* Exercise brief *
Starting at the line with "Decode this image" in it, reproduce each line below through the last one, exactly, and include nothing else.

(Items from a dataset)
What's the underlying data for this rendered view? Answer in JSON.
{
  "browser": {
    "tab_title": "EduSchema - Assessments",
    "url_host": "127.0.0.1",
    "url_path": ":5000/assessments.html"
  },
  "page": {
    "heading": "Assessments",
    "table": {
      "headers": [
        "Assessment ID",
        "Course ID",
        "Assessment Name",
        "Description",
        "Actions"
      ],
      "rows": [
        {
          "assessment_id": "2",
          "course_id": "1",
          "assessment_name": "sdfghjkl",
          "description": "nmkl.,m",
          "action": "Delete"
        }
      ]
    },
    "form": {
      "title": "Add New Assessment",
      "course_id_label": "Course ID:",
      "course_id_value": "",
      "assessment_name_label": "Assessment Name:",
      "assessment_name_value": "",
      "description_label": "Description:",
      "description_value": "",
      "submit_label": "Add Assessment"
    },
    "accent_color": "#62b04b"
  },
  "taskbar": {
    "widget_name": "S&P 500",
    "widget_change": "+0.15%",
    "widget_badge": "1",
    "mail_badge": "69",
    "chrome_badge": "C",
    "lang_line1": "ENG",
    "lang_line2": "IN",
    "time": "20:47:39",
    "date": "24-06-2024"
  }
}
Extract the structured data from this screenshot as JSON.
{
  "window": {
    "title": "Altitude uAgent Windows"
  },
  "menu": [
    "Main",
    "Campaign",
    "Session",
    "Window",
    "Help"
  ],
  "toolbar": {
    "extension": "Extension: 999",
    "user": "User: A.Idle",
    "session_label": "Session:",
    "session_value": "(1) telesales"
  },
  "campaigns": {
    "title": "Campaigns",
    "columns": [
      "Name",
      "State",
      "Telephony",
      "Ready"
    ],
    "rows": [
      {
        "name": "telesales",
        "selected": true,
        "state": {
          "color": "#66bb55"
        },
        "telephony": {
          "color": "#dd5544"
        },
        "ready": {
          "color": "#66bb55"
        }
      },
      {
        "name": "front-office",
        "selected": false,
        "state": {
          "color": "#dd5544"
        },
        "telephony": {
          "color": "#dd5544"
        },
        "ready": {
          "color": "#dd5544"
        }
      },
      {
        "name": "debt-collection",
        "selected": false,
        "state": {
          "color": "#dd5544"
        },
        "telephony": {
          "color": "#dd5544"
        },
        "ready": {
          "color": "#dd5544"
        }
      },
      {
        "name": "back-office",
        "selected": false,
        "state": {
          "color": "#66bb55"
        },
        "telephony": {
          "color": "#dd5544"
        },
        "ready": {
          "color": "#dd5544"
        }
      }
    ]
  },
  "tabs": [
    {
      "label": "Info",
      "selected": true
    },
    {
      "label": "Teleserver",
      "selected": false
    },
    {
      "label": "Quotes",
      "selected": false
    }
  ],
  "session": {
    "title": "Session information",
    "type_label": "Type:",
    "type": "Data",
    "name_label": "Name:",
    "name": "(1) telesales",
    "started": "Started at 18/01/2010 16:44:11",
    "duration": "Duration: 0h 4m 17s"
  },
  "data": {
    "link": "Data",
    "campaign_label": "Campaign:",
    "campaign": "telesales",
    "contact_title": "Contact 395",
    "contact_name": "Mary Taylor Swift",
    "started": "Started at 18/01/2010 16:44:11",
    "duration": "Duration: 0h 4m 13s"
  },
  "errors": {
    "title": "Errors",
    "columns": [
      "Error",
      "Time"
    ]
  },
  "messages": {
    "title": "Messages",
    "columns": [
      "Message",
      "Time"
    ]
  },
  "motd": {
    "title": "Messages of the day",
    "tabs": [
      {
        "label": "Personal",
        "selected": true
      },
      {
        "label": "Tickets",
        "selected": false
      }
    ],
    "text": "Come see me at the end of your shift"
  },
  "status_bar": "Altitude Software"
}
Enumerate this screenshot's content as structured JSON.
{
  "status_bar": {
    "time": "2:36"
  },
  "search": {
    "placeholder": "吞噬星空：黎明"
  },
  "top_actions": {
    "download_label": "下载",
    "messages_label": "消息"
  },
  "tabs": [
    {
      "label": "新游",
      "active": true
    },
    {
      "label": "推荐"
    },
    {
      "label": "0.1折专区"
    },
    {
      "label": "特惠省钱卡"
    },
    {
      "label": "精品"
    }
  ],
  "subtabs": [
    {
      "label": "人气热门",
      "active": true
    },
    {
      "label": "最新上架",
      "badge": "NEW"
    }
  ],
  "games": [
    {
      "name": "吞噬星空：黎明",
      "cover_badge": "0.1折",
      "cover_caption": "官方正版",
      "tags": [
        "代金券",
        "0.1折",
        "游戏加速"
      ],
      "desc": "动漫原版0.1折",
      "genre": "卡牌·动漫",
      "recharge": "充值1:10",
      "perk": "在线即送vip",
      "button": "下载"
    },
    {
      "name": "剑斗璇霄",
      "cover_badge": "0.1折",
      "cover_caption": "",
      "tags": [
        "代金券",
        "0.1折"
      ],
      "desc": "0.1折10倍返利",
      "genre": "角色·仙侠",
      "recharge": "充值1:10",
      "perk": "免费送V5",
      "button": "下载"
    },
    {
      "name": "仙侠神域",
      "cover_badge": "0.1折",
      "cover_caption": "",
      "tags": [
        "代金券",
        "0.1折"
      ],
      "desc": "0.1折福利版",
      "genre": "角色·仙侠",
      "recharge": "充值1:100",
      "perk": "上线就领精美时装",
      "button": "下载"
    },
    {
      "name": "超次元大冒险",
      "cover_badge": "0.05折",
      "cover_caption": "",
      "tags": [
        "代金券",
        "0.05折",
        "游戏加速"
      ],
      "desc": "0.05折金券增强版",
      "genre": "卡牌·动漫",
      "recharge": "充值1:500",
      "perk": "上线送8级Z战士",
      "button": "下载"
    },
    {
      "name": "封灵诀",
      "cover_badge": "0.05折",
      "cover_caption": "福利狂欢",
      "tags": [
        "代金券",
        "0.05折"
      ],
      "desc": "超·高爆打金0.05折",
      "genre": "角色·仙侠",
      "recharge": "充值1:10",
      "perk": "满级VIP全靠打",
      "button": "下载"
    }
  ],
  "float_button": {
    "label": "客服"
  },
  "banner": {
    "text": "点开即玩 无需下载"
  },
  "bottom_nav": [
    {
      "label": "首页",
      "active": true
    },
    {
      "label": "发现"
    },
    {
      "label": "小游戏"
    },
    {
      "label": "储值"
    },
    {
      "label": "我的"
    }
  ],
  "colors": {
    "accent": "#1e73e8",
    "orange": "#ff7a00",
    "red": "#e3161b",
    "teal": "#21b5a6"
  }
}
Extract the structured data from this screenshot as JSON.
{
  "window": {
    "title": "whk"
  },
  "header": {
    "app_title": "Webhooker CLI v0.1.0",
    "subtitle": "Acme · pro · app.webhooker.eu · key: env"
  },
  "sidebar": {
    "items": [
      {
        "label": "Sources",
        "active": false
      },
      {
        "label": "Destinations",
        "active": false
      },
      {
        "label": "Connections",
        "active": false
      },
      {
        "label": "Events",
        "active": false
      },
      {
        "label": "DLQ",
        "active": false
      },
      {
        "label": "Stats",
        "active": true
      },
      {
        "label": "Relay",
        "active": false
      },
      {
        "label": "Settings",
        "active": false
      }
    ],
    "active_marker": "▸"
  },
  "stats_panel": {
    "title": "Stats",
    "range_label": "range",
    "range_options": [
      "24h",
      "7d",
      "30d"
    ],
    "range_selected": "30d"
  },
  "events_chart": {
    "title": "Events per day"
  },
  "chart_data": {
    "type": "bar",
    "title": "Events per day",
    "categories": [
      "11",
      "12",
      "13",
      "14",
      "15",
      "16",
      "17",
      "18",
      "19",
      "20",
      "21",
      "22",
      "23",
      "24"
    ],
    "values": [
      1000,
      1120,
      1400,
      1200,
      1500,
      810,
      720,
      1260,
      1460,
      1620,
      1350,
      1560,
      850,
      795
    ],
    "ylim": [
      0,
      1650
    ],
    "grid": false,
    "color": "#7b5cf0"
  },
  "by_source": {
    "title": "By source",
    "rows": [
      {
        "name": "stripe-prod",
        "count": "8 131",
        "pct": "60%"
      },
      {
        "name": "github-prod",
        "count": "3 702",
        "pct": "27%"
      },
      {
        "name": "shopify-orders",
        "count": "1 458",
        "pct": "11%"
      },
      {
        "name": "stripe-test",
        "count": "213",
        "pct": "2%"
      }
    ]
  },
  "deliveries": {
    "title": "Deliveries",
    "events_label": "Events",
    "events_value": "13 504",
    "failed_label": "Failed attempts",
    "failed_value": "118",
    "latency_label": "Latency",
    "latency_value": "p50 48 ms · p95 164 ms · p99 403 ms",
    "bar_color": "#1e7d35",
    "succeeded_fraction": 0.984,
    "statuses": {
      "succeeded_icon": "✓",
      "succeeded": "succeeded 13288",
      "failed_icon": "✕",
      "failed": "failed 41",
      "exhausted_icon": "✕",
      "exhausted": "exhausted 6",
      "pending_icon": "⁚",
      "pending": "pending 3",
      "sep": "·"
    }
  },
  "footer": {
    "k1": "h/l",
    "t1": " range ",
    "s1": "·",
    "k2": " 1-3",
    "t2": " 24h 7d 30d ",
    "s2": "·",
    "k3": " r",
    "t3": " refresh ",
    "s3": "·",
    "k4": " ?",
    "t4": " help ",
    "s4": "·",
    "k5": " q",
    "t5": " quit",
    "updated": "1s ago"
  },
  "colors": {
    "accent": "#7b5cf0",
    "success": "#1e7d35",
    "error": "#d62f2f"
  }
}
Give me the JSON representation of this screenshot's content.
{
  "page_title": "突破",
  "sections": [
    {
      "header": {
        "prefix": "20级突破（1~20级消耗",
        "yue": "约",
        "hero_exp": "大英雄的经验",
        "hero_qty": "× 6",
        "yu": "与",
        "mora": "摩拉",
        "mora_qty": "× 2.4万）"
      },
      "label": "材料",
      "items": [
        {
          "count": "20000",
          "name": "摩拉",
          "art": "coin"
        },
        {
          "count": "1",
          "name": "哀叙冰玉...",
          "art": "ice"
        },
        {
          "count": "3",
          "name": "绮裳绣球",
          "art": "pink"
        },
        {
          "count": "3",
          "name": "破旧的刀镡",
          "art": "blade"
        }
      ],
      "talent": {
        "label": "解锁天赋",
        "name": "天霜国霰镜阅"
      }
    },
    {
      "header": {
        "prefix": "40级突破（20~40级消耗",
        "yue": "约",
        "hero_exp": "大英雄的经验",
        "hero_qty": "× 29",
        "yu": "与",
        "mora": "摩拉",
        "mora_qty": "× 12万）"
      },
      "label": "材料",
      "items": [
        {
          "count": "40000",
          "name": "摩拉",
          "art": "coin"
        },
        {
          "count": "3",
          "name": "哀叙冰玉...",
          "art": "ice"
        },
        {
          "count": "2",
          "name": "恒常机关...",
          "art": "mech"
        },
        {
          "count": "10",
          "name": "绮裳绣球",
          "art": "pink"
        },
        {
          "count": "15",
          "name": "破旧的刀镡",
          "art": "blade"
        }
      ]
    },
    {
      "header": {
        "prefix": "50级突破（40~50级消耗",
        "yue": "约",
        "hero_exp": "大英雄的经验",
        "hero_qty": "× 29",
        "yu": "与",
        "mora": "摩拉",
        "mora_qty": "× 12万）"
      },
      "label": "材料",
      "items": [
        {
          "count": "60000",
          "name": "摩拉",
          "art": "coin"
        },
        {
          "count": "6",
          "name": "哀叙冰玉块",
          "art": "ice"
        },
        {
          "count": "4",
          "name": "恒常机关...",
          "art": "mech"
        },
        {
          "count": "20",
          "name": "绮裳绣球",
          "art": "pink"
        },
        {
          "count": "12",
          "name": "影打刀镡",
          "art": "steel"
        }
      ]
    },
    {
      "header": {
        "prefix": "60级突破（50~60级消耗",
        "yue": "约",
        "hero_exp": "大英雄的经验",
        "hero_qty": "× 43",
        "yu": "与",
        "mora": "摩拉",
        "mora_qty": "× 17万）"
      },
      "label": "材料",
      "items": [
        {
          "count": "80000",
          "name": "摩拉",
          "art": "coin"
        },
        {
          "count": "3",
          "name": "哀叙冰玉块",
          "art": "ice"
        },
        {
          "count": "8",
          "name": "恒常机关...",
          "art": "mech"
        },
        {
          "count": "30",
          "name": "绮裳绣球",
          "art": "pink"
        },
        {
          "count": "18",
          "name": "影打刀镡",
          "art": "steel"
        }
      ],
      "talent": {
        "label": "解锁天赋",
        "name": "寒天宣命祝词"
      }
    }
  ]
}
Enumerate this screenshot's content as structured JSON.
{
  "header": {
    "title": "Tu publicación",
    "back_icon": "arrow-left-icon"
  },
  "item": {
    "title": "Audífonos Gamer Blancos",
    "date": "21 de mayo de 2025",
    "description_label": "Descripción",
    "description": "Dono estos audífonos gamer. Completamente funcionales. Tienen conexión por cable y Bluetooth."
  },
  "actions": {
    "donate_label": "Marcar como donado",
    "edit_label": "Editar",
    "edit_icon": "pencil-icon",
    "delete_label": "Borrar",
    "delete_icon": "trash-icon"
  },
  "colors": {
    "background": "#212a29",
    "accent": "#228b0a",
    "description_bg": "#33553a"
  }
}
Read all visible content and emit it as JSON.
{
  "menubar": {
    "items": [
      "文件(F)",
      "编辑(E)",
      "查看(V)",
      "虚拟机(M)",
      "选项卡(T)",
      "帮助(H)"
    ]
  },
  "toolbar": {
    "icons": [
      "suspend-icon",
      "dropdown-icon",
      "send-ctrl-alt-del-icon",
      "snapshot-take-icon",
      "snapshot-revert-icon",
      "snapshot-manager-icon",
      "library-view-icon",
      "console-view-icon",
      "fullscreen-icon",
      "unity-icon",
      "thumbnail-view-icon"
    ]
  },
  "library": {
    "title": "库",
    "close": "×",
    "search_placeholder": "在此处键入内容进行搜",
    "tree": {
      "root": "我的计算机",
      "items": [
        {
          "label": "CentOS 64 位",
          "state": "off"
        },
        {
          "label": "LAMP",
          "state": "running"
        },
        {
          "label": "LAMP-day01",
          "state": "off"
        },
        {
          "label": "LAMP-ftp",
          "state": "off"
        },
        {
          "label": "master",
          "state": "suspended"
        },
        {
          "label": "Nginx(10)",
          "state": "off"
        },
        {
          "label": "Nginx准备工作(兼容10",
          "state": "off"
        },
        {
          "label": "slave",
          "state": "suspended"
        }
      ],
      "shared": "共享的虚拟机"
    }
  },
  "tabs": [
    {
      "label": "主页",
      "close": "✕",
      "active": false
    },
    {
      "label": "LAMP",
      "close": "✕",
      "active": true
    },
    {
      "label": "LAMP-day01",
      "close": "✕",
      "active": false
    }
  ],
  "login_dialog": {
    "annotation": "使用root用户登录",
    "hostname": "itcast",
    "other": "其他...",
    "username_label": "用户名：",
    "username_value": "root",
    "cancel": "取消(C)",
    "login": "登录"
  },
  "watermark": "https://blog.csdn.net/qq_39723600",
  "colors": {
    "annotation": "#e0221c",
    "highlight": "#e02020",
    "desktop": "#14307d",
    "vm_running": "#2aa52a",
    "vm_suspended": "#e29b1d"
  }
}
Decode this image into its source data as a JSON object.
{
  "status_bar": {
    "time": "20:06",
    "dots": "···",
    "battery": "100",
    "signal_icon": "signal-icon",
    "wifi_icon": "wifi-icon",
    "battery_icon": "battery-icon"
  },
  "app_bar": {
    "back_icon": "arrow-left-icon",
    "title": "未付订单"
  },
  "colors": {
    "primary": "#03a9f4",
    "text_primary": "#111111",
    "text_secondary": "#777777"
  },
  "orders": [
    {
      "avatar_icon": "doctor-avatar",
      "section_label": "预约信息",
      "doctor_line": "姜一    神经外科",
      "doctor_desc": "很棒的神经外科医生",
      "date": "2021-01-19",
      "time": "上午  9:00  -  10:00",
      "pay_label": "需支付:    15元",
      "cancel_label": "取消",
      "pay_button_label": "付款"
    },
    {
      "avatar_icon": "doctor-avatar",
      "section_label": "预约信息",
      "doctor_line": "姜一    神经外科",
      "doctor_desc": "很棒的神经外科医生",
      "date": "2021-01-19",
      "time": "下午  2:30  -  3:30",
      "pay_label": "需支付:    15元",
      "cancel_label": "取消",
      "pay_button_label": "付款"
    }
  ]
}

* Correct answer *
Decode this image into its source data as a JSON object.
{
  "status_bar": {
    "time": "20:06",
    "dots": "···",
    "battery": "100",
    "signal_icon": "signal-icon",
    "wifi_icon": "wifi-icon",
    "battery_icon": "battery-icon"
  },
  "app_bar": {
    "back_icon": "arrow-left-icon",
    "title": "未付订单"
  },
  "colors": {
    "primary": "#03a9f4",
    "text_primary": "#111111",
    "text_secondary": "#777777"
  },
  "orders": [
    {
      "avatar_icon": "doctor-avatar",
      "section_label": "预约信息",
      "doctor_line": "姜一    神经外科",
      "doctor_desc": "很棒的神经外科医生",
      "date": "2021-01-19",
      "time": "上午  9:00  -  10:00",
      "pay_label": "需支付:    15元",
      "cancel_label": "取消",
      "pay_button_label": "付款"
    },
    {
      "avatar_icon": "doctor-avatar",
      "section_label": "预约信息",
      "doctor_line": "姜一    神经外科",
      "doctor_desc": "很棒的神经外科医生",
      "date": "2021-01-19",
      "time": "下午  2:30  -  3:30",
      "pay_label": "需支付:    15元",
      "cancel_label": "取消",
      "pay_button_label": "付款"
    }
  ]
}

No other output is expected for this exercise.